• Exercise goal: Show all lines of the listing that hold the word "Protection".

==== Input rows ====

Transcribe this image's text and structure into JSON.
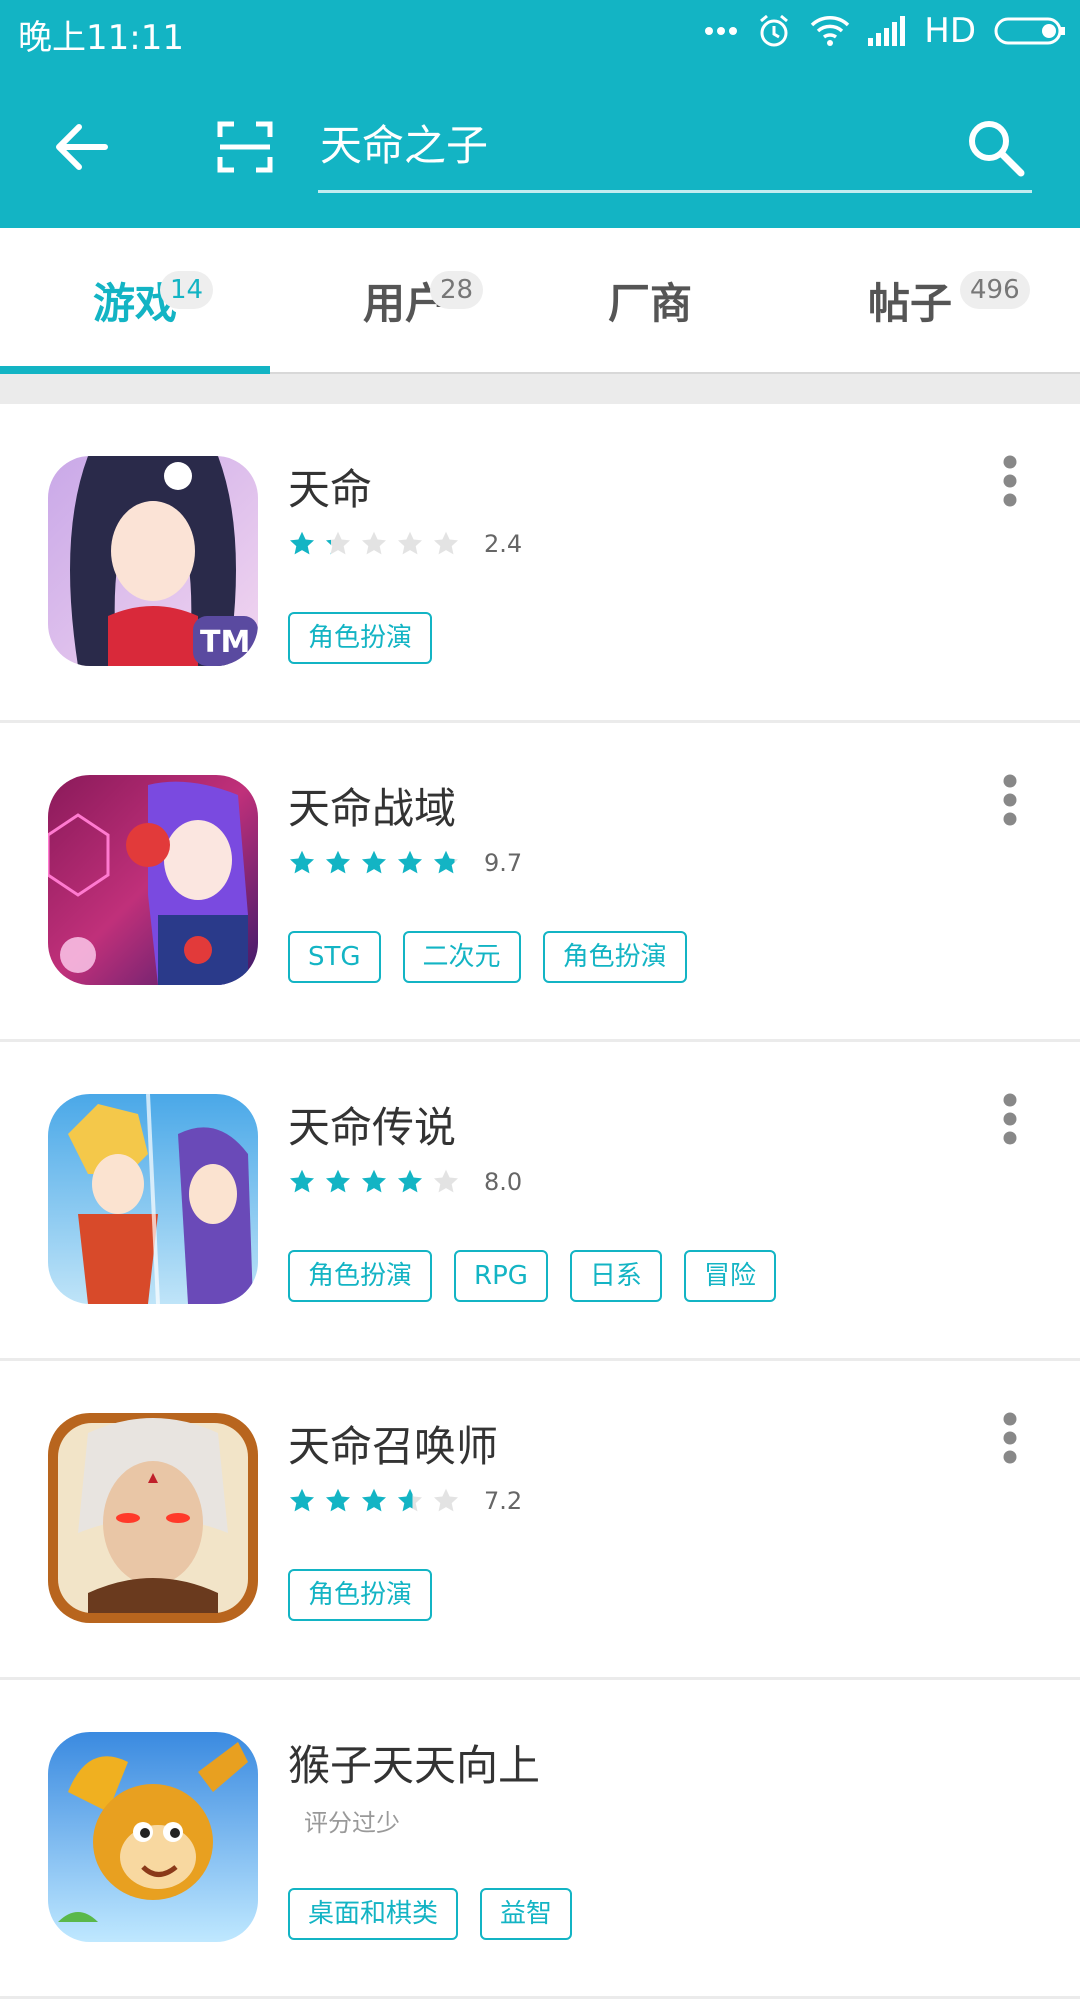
{
  "status_bar": {
    "time": "晚上11:11",
    "network": "HD"
  },
  "search": {
    "query": "天命之子"
  },
  "tabs": [
    {
      "label": "游戏",
      "count": "14"
    },
    {
      "label": "用户",
      "count": "28"
    },
    {
      "label": "厂商",
      "count": ""
    },
    {
      "label": "帖子",
      "count": "496"
    }
  ],
  "apps": [
    {
      "name": "天命",
      "rating_text": "2.4",
      "rating": 2.4,
      "tags": [
        "角色扮演"
      ]
    },
    {
      "name": "天命战域",
      "rating_text": "9.7",
      "rating": 9.7,
      "tags": [
        "STG",
        "二次元",
        "角色扮演"
      ]
    },
    {
      "name": "天命传说",
      "rating_text": "8.0",
      "rating": 8.0,
      "tags": [
        "角色扮演",
        "RPG",
        "日系",
        "冒险"
      ]
    },
    {
      "name": "天命召唤师",
      "rating_text": "7.2",
      "rating": 7.2,
      "tags": [
        "角色扮演"
      ]
    },
    {
      "name": "猴子天天向上",
      "rating_text": "评分过少",
      "rating": null,
      "tags": [
        "桌面和棋类",
        "益智"
      ]
    }
  ],
  "colors": {
    "accent": "#13b4c4",
    "star_empty": "#e3e3e3"
  }
}
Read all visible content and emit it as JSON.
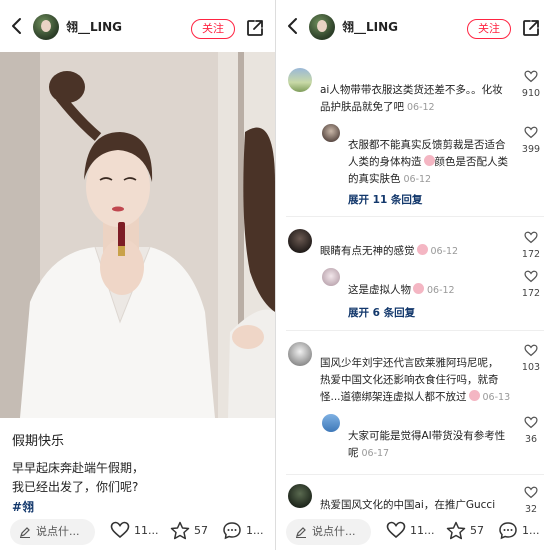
{
  "left": {
    "username": "翎__LING",
    "follow_label": "关注",
    "caption": {
      "title": "假期快乐",
      "line1": "早早起床奔赴端午假期，",
      "line2": "我已经出发了，你们呢?",
      "hashtag": "#翎"
    },
    "bottom": {
      "say_placeholder": "说点什...",
      "likes": "11...",
      "collects": "57",
      "comments": "1..."
    }
  },
  "right": {
    "username": "翎__LING",
    "follow_label": "关注",
    "comments": [
      {
        "text_a": "ai人物带带衣服这类货还差不多。。化妆",
        "text_b": "品护肤品就免了吧",
        "date": "06-12",
        "likes": "910"
      },
      {
        "text_a": "衣服都不能真实反馈剪裁是否适合",
        "text_b": "人类的身体构造",
        "text_c": "颜色是否配人类",
        "text_d": "的真实肤色",
        "date": "06-12",
        "likes": "399"
      },
      {
        "expand": "展开 11 条回复"
      },
      {
        "text_a": "眼睛有点无神的感觉",
        "date": "06-12",
        "likes": "172"
      },
      {
        "text_a": "这是虚拟人物",
        "date": "06-12",
        "likes": "172"
      },
      {
        "expand": "展开 6 条回复"
      },
      {
        "text_a": "国风少年刘宇还代言欧莱雅阿玛尼呢，",
        "text_b": "热爱中国文化还影响衣食住行吗，就奇",
        "text_c": "怪...道德绑架连虚拟人都不放过",
        "date": "06-13",
        "likes": "103"
      },
      {
        "text_a": "大家可能是觉得AI带货没有参考性",
        "text_b": "呢",
        "date": "06-17",
        "likes": "36"
      },
      {
        "text_a": "热爱国风文化的中国ai，在推广Gucci",
        "likes": "32"
      }
    ],
    "bottom": {
      "say_placeholder": "说点什...",
      "likes": "11...",
      "collects": "57",
      "comments": "1..."
    }
  }
}
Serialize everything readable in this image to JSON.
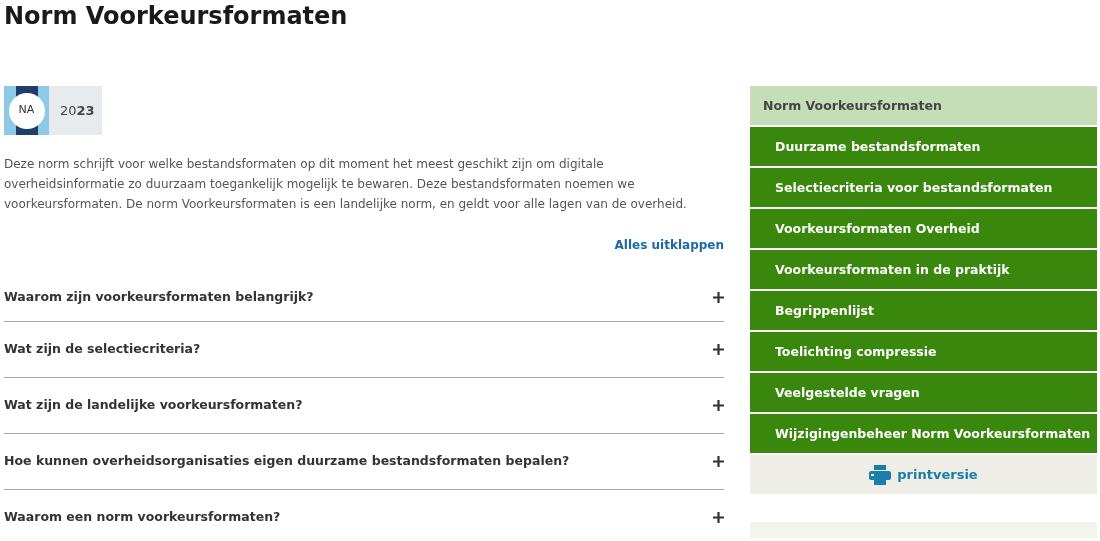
{
  "page_title": "Norm Voorkeursformaten",
  "status_badge": {
    "label": "NA",
    "year": "20**23**"
  },
  "intro": "Deze norm schrijft voor welke bestandsformaten op dit moment het meest geschikt zijn om digitale overheidsinformatie zo duurzaam toegankelijk mogelijk te bewaren. Deze bestandsformaten noemen we voorkeursformaten. De norm Voorkeursformaten is een landelijke norm, en geldt voor alle lagen van de overheid.",
  "expand_all": "Alles uitklappen",
  "accordion": [
    {
      "question": "Waarom zijn voorkeursformaten belangrijk?",
      "expanded": false
    },
    {
      "question": "Wat zijn de selectiecriteria?",
      "expanded": false
    },
    {
      "question": "Wat zijn de landelijke voorkeursformaten?",
      "expanded": false
    },
    {
      "question": "Hoe kunnen overheidsorganisaties eigen duurzame bestandsformaten bepalen?",
      "expanded": false
    },
    {
      "question": "Waarom een norm voorkeursformaten?",
      "expanded": false
    }
  ],
  "sidebar": {
    "items": [
      {
        "label": "Norm Voorkeursformaten",
        "selected": true
      },
      {
        "label": "Duurzame bestandsformaten",
        "selected": false
      },
      {
        "label": "Selectiecriteria voor bestandsformaten",
        "selected": false
      },
      {
        "label": "Voorkeursformaten Overheid",
        "selected": false
      },
      {
        "label": "Voorkeursformaten in de praktijk",
        "selected": false
      },
      {
        "label": "Begrippenlijst",
        "selected": false
      },
      {
        "label": "Toelichting compressie",
        "selected": false
      },
      {
        "label": "Veelgestelde vragen",
        "selected": false
      },
      {
        "label": "Wijzigingenbeheer Norm Voorkeursformaten",
        "selected": false
      }
    ],
    "print_link": "printversie"
  }
}
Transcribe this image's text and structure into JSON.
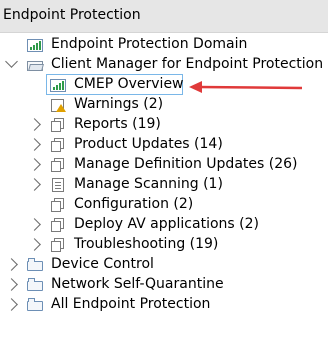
{
  "header": {
    "title": "Endpoint Protection"
  },
  "tree": {
    "items": [
      {
        "label": "Endpoint Protection Domain",
        "icon": "chart-icon"
      },
      {
        "label": "Client Manager for Endpoint Protection",
        "icon": "open-folder-icon",
        "state": "expanded"
      },
      {
        "label": "CMEP Overview",
        "icon": "chart-icon",
        "selected": true
      },
      {
        "label": "Warnings (2)",
        "icon": "warning-report-icon"
      },
      {
        "label": "Reports (19)",
        "icon": "reports-icon",
        "state": "collapsed"
      },
      {
        "label": "Product Updates (14)",
        "icon": "multi-doc-icon",
        "state": "collapsed"
      },
      {
        "label": "Manage Definition Updates (26)",
        "icon": "multi-doc-icon",
        "state": "collapsed"
      },
      {
        "label": "Manage Scanning (1)",
        "icon": "doc-icon",
        "state": "collapsed"
      },
      {
        "label": "Configuration (2)",
        "icon": "config-icon"
      },
      {
        "label": "Deploy AV applications (2)",
        "icon": "multi-doc-icon",
        "state": "collapsed"
      },
      {
        "label": "Troubleshooting (19)",
        "icon": "multi-doc-icon",
        "state": "collapsed"
      },
      {
        "label": "Device Control",
        "icon": "folder-icon",
        "state": "collapsed"
      },
      {
        "label": "Network Self-Quarantine",
        "icon": "folder-icon",
        "state": "collapsed"
      },
      {
        "label": "All Endpoint Protection",
        "icon": "folder-icon",
        "state": "collapsed"
      }
    ]
  },
  "annotation": {
    "arrow_color": "#e03a3a",
    "points_to": "CMEP Overview"
  },
  "colors": {
    "header_bg": "#e6e6e6",
    "selection_border": "#7ab7e8"
  }
}
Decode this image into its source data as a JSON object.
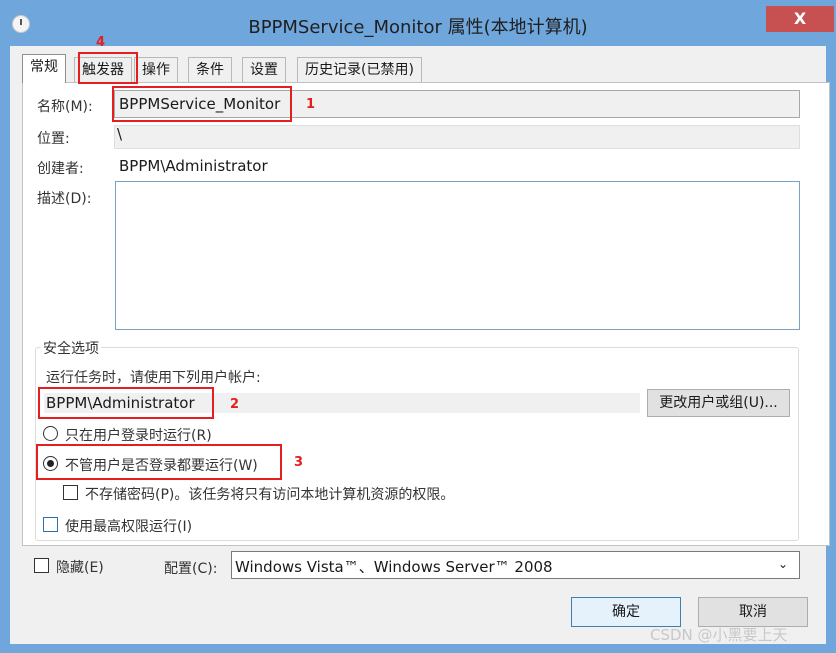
{
  "window": {
    "title": "BPPMService_Monitor 属性(本地计算机)",
    "close_label": "X"
  },
  "tabs": [
    {
      "label": "常规",
      "active": true
    },
    {
      "label": "触发器"
    },
    {
      "label": "操作"
    },
    {
      "label": "条件"
    },
    {
      "label": "设置"
    },
    {
      "label": "历史记录(已禁用)"
    }
  ],
  "general": {
    "name_label": "名称(M):",
    "name_value": "BPPMService_Monitor",
    "location_label": "位置:",
    "location_value": "\\",
    "author_label": "创建者:",
    "author_value": "BPPM\\Administrator",
    "description_label": "描述(D):",
    "description_value": ""
  },
  "security": {
    "group_title": "安全选项",
    "run_as_prompt": "运行任务时，请使用下列用户帐户:",
    "user_account": "BPPM\\Administrator",
    "change_button": "更改用户或组(U)...",
    "radio_logged_on": "只在用户登录时运行(R)",
    "radio_whether": "不管用户是否登录都要运行(W)",
    "no_store_password": "不存储密码(P)。该任务将只有访问本地计算机资源的权限。",
    "highest_privileges": "使用最高权限运行(I)"
  },
  "footer": {
    "hidden_label": "隐藏(E)",
    "configure_label": "配置(C):",
    "configure_value": "Windows Vista™、Windows Server™ 2008",
    "ok_button": "确定",
    "cancel_button": "取消"
  },
  "annotations": {
    "n1": "1",
    "n2": "2",
    "n3": "3",
    "n4": "4"
  },
  "watermark": "CSDN @小黑要上天",
  "colors": {
    "title_bar": "#6fa6dc",
    "close_button": "#c75050",
    "annotation_red": "#e31f1f"
  }
}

====

• The solution:
    "title": "Endpoint Protection"
        "label": "Endpoint Protection Domain",
        "label": "Client Manager for Endpoint Protection",
        "label": "All Endpoint Protection",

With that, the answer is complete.